═════ Material for the task ═════
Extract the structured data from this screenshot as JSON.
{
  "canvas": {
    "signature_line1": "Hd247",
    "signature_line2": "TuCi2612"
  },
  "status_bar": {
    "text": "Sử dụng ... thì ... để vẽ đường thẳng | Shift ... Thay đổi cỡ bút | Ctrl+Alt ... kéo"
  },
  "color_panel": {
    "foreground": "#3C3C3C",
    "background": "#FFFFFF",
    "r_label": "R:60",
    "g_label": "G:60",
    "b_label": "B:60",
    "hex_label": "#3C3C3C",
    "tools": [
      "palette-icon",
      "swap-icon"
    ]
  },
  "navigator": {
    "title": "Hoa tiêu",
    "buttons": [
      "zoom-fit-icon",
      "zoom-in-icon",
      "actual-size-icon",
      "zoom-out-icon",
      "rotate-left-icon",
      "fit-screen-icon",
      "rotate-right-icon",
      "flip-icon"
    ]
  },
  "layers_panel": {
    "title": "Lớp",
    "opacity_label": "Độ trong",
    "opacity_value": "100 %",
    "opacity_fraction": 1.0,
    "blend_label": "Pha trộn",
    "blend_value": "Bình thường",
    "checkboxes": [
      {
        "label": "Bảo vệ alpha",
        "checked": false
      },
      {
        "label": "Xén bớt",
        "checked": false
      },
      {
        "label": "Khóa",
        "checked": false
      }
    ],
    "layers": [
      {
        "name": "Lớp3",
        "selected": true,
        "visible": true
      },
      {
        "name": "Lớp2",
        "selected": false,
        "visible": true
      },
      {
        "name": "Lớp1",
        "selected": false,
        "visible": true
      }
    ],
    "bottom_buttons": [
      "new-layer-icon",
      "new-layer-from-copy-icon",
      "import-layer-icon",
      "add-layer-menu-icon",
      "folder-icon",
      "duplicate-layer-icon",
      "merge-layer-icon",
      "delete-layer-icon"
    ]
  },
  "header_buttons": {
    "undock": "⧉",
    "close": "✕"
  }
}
═════
- [Exercise brief]
Copy out all of the lines above exactly.

- [Complete answer]
Extract the structured data from this screenshot as JSON.
{
  "canvas": {
    "signature_line1": "Hd247",
    "signature_line2": "TuCi2612"
  },
  "status_bar": {
    "text": "Sử dụng ... thì ... để vẽ đường thẳng | Shift ... Thay đổi cỡ bút | Ctrl+Alt ... kéo"
  },
  "color_panel": {
    "foreground": "#3C3C3C",
    "background": "#FFFFFF",
    "r_label": "R:60",
    "g_label": "G:60",
    "b_label": "B:60",
    "hex_label": "#3C3C3C",
    "tools": [
      "palette-icon",
      "swap-icon"
    ]
  },
  "navigator": {
    "title": "Hoa tiêu",
    "buttons": [
      "zoom-fit-icon",
      "zoom-in-icon",
      "actual-size-icon",
      "zoom-out-icon",
      "rotate-left-icon",
      "fit-screen-icon",
      "rotate-right-icon",
      "flip-icon"
    ]
  },
  "layers_panel": {
    "title": "Lớp",
    "opacity_label": "Độ trong",
    "opacity_value": "100 %",
    "opacity_fraction": 1.0,
    "blend_label": "Pha trộn",
    "blend_value": "Bình thường",
    "checkboxes": [
      {
        "label": "Bảo vệ alpha",
        "checked": false
      },
      {
        "label": "Xén bớt",
        "checked": false
      },
      {
        "label": "Khóa",
        "checked": false
      }
    ],
    "layers": [
      {
        "name": "Lớp3",
        "selected": true,
        "visible": true
      },
      {
        "name": "Lớp2",
        "selected": false,
        "visible": true
      },
      {
        "name": "Lớp1",
        "selected": false,
        "visible": true
      }
    ],
    "bottom_buttons": [
      "new-layer-icon",
      "new-layer-from-copy-icon",
      "import-layer-icon",
      "add-layer-menu-icon",
      "folder-icon",
      "duplicate-layer-icon",
      "merge-layer-icon",
      "delete-layer-icon"
    ]
  },
  "header_buttons": {
    "undock": "⧉",
    "close": "✕"
  }
}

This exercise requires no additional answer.